- [Exercise instructions]
Where a line of the listing below includes the word "name", reproduce that line.

## start Data extract

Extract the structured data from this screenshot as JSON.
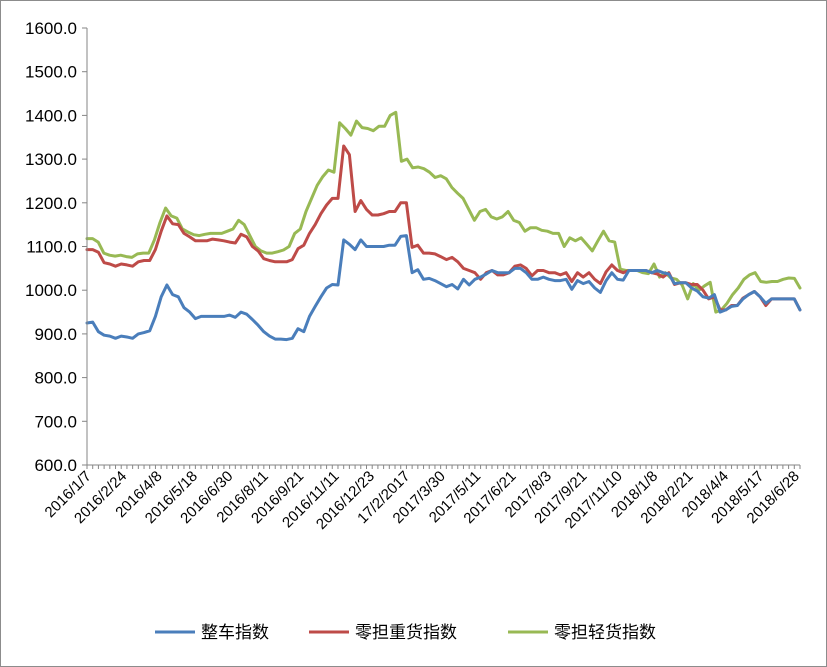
{
  "chart_data": {
    "type": "line",
    "title": "",
    "xlabel": "",
    "ylabel": "",
    "ylim": [
      600,
      1600
    ],
    "y_ticks": [
      "600.0",
      "700.0",
      "800.0",
      "900.0",
      "1000.0",
      "1100.0",
      "1200.0",
      "1300.0",
      "1400.0",
      "1500.0",
      "1600.0"
    ],
    "x_tick_labels": [
      "2016/1/7",
      "2016/2/24",
      "2016/4/8",
      "2016/5/18",
      "2016/6/30",
      "2016/8/11",
      "2016/9/21",
      "2016/11/11",
      "2016/12/23",
      "17/2/2017",
      "2017/3/30",
      "2017/5/11",
      "2017/6/21",
      "2017/8/3",
      "2017/9/21",
      "2017/11/10",
      "2018/1/8",
      "2018/2/21",
      "2018/4/4",
      "2018/5/17",
      "2018/6/28"
    ],
    "grid": false,
    "legend_position": "bottom",
    "series": [
      {
        "name": "整车指数",
        "color": "#4a7ebb",
        "values": [
          925,
          927,
          905,
          897,
          895,
          890,
          895,
          893,
          890,
          900,
          903,
          907,
          940,
          985,
          1012,
          990,
          985,
          960,
          950,
          935,
          940,
          940,
          940,
          940,
          940,
          943,
          938,
          950,
          945,
          933,
          920,
          905,
          895,
          888,
          888,
          887,
          890,
          912,
          905,
          940,
          963,
          985,
          1005,
          1013,
          1012,
          1115,
          1105,
          1093,
          1115,
          1100,
          1100,
          1100,
          1100,
          1103,
          1103,
          1123,
          1125,
          1040,
          1047,
          1025,
          1027,
          1022,
          1015,
          1008,
          1013,
          1003,
          1025,
          1012,
          1025,
          1030,
          1037,
          1045,
          1040,
          1040,
          1040,
          1050,
          1050,
          1040,
          1025,
          1025,
          1030,
          1025,
          1022,
          1022,
          1025,
          1002,
          1022,
          1015,
          1020,
          1005,
          995,
          1022,
          1040,
          1025,
          1023,
          1045,
          1045,
          1045,
          1045,
          1040,
          1045,
          1040,
          1037,
          1015,
          1017,
          1017,
          1005,
          998,
          985,
          982,
          990,
          950,
          955,
          963,
          965,
          980,
          990,
          997,
          985,
          970,
          980,
          980,
          980,
          980,
          980,
          955
        ]
      },
      {
        "name": "零担重货指数",
        "color": "#be4b48",
        "values": [
          1093,
          1093,
          1087,
          1063,
          1060,
          1055,
          1060,
          1058,
          1055,
          1065,
          1068,
          1068,
          1093,
          1135,
          1170,
          1152,
          1150,
          1130,
          1122,
          1113,
          1113,
          1113,
          1117,
          1115,
          1113,
          1110,
          1108,
          1128,
          1122,
          1100,
          1090,
          1072,
          1068,
          1065,
          1065,
          1065,
          1070,
          1095,
          1103,
          1130,
          1150,
          1175,
          1195,
          1210,
          1210,
          1330,
          1310,
          1180,
          1205,
          1185,
          1172,
          1172,
          1175,
          1180,
          1180,
          1200,
          1200,
          1098,
          1103,
          1085,
          1085,
          1083,
          1077,
          1070,
          1075,
          1065,
          1050,
          1045,
          1040,
          1025,
          1040,
          1045,
          1035,
          1035,
          1040,
          1055,
          1058,
          1050,
          1033,
          1045,
          1045,
          1040,
          1040,
          1035,
          1040,
          1020,
          1040,
          1030,
          1040,
          1025,
          1015,
          1042,
          1058,
          1045,
          1040,
          1045,
          1045,
          1045,
          1045,
          1040,
          1037,
          1030,
          1040,
          1013,
          1017,
          1017,
          1013,
          1013,
          1000,
          980,
          985,
          955,
          955,
          965,
          965,
          982,
          990,
          997,
          985,
          965,
          980,
          980,
          980,
          980,
          980,
          955
        ]
      },
      {
        "name": "零担轻货指数",
        "color": "#98b954",
        "values": [
          1118,
          1118,
          1110,
          1085,
          1080,
          1078,
          1080,
          1077,
          1075,
          1083,
          1085,
          1085,
          1115,
          1155,
          1188,
          1170,
          1165,
          1140,
          1133,
          1127,
          1125,
          1128,
          1130,
          1130,
          1130,
          1135,
          1140,
          1160,
          1150,
          1125,
          1100,
          1090,
          1085,
          1085,
          1088,
          1092,
          1100,
          1130,
          1140,
          1180,
          1210,
          1240,
          1260,
          1275,
          1270,
          1383,
          1370,
          1355,
          1387,
          1372,
          1370,
          1365,
          1375,
          1375,
          1400,
          1407,
          1295,
          1300,
          1280,
          1282,
          1278,
          1270,
          1258,
          1262,
          1255,
          1235,
          1222,
          1210,
          1185,
          1160,
          1180,
          1185,
          1168,
          1163,
          1168,
          1180,
          1160,
          1155,
          1135,
          1143,
          1143,
          1137,
          1135,
          1130,
          1130,
          1100,
          1120,
          1113,
          1120,
          1105,
          1090,
          1113,
          1135,
          1113,
          1110,
          1048,
          1045,
          1045,
          1045,
          1040,
          1038,
          1060,
          1030,
          1040,
          1028,
          1025,
          1012,
          980,
          1015,
          1000,
          1010,
          1018,
          950,
          955,
          970,
          990,
          1005,
          1025,
          1035,
          1040,
          1020,
          1018,
          1020,
          1020,
          1025,
          1028,
          1027,
          1005
        ]
      }
    ]
  }
}
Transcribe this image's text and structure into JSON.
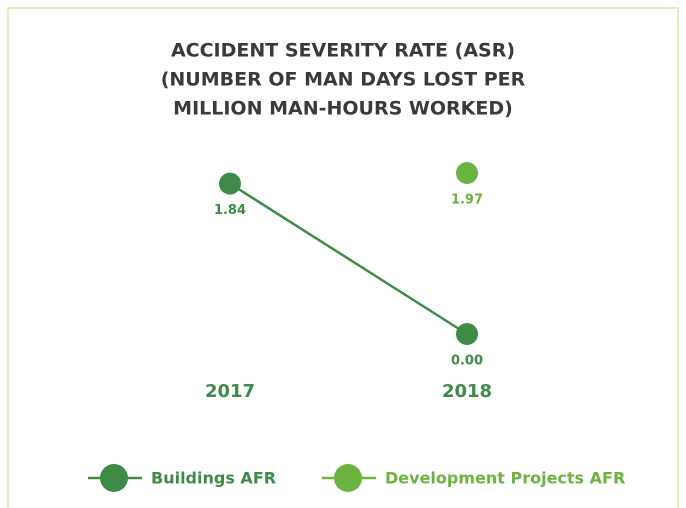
{
  "chart_data": {
    "type": "line",
    "title": [
      "ACCIDENT SEVERITY RATE (ASR)",
      "(NUMBER OF MAN DAYS LOST PER",
      "MILLION MAN-HOURS WORKED)"
    ],
    "categories": [
      "2017",
      "2018"
    ],
    "series": [
      {
        "name": "Buildings AFR",
        "color": "#3d8b47",
        "values": [
          1.84,
          0
        ],
        "value_labels": [
          "1.84",
          "0.00"
        ]
      },
      {
        "name": "Development Projects AFR",
        "color": "#6cb33f",
        "values": [
          null,
          1.97
        ],
        "value_labels": [
          null,
          "1.97"
        ]
      }
    ]
  }
}
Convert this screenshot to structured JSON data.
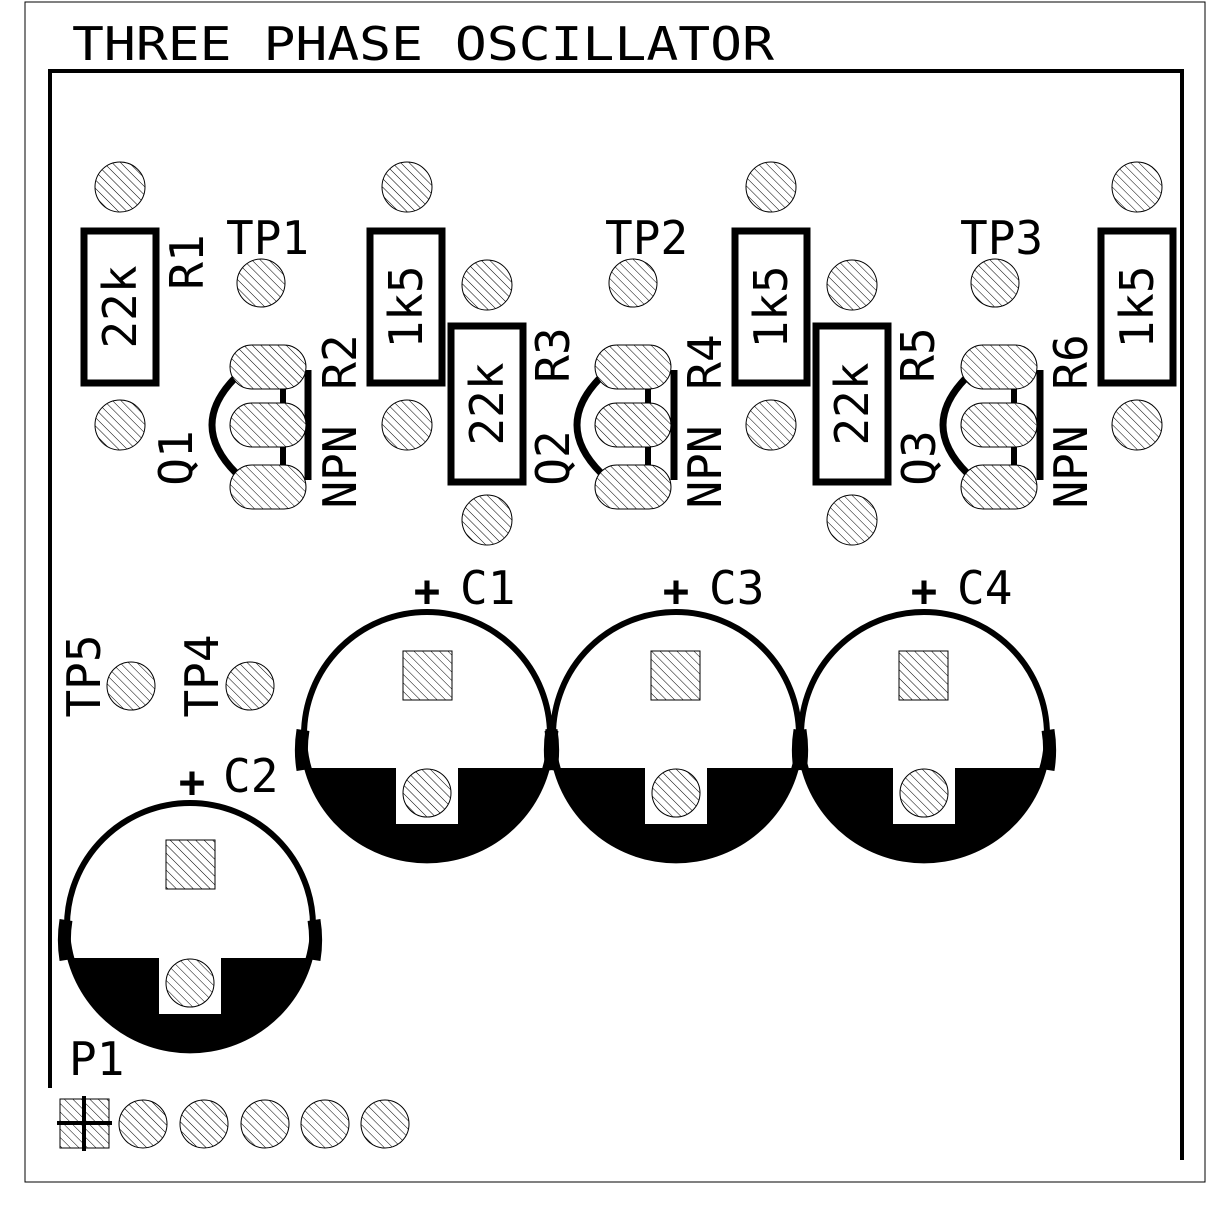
{
  "title": "THREE PHASE OSCILLATOR",
  "resistors": [
    {
      "ref": "R1",
      "value": "22k"
    },
    {
      "ref": "R2",
      "value": "1k5"
    },
    {
      "ref": "R3",
      "value": "22k"
    },
    {
      "ref": "R4",
      "value": "1k5"
    },
    {
      "ref": "R5",
      "value": "22k"
    },
    {
      "ref": "R6",
      "value": "1k5"
    }
  ],
  "transistors": [
    {
      "ref": "Q1",
      "type": "NPN"
    },
    {
      "ref": "Q2",
      "type": "NPN"
    },
    {
      "ref": "Q3",
      "type": "NPN"
    }
  ],
  "test_points": [
    "TP1",
    "TP2",
    "TP3",
    "TP4",
    "TP5"
  ],
  "capacitors": [
    {
      "ref": "C1",
      "polarity": "+"
    },
    {
      "ref": "C2",
      "polarity": "+"
    },
    {
      "ref": "C3",
      "polarity": "+"
    },
    {
      "ref": "C4",
      "polarity": "+"
    }
  ],
  "connector": {
    "ref": "P1",
    "pins": 6
  },
  "colors": {
    "silkscreen": "#000000",
    "background": "#ffffff"
  }
}
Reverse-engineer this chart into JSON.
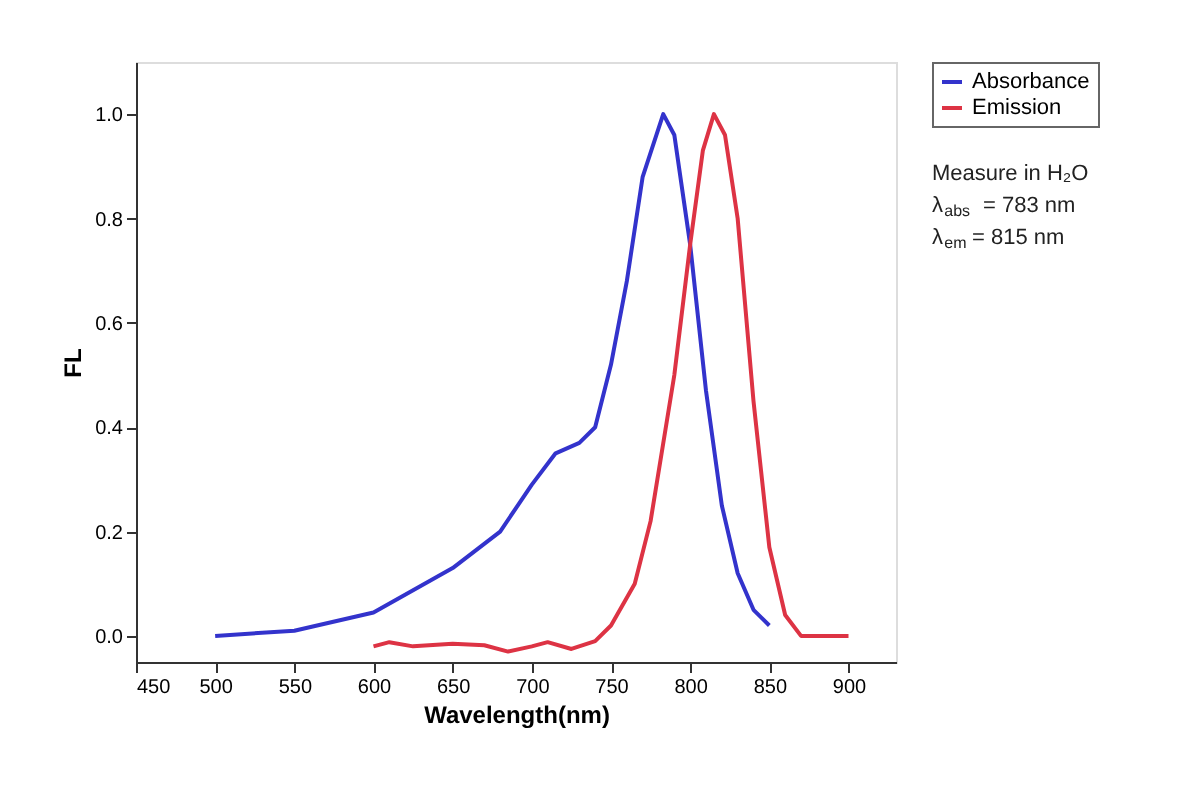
{
  "chart_data": {
    "type": "line",
    "xlabel": "Wavelength(nm)",
    "ylabel": "FL",
    "xlim": [
      450,
      930
    ],
    "xticks": [
      450,
      500,
      550,
      600,
      650,
      700,
      750,
      800,
      850,
      900
    ],
    "ylim": [
      -0.05,
      1.1
    ],
    "yticks": [
      {
        "value": 0,
        "label": "0.0"
      },
      0.2,
      0.4,
      0.6,
      0.8,
      {
        "value": 1,
        "label": "1.0"
      }
    ],
    "grid": false,
    "legend": "top right",
    "marker": "none",
    "line_style": "solid",
    "annotations": [
      "Measure in H₂O",
      "λ$_{abs}$ = 783 nm",
      "λ$_{em}$ = 815 nm"
    ],
    "series": [
      {
        "name": "Absorbance",
        "color": "#3333cc",
        "x": [
          500,
          550,
          600,
          650,
          680,
          700,
          715,
          730,
          740,
          750,
          760,
          770,
          783,
          790,
          800,
          810,
          820,
          830,
          840,
          850
        ],
        "values": [
          0.0,
          0.01,
          0.045,
          0.13,
          0.2,
          0.29,
          0.35,
          0.37,
          0.4,
          0.52,
          0.68,
          0.88,
          1.0,
          0.96,
          0.75,
          0.47,
          0.25,
          0.12,
          0.05,
          0.02
        ]
      },
      {
        "name": "Emission",
        "color": "#dd3344",
        "x": [
          600,
          610,
          625,
          650,
          670,
          685,
          700,
          710,
          725,
          740,
          750,
          765,
          775,
          790,
          800,
          808,
          815,
          822,
          830,
          840,
          850,
          860,
          870,
          880,
          900
        ],
        "values": [
          -0.02,
          -0.012,
          -0.02,
          -0.015,
          -0.018,
          -0.03,
          -0.02,
          -0.012,
          -0.025,
          -0.01,
          0.02,
          0.1,
          0.22,
          0.5,
          0.75,
          0.93,
          1.0,
          0.96,
          0.8,
          0.45,
          0.17,
          0.04,
          0.0,
          0.0,
          0.0
        ]
      }
    ]
  }
}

## end Data extract

- [Task result]
        "name": "整车指数",
        "name": "零担重货指数",
        "name": "零担轻货指数",
        "name": "Buildings AFR",
        "name": "Development Projects AFR",
        "name": "Absorbance",
        "name": "Emission",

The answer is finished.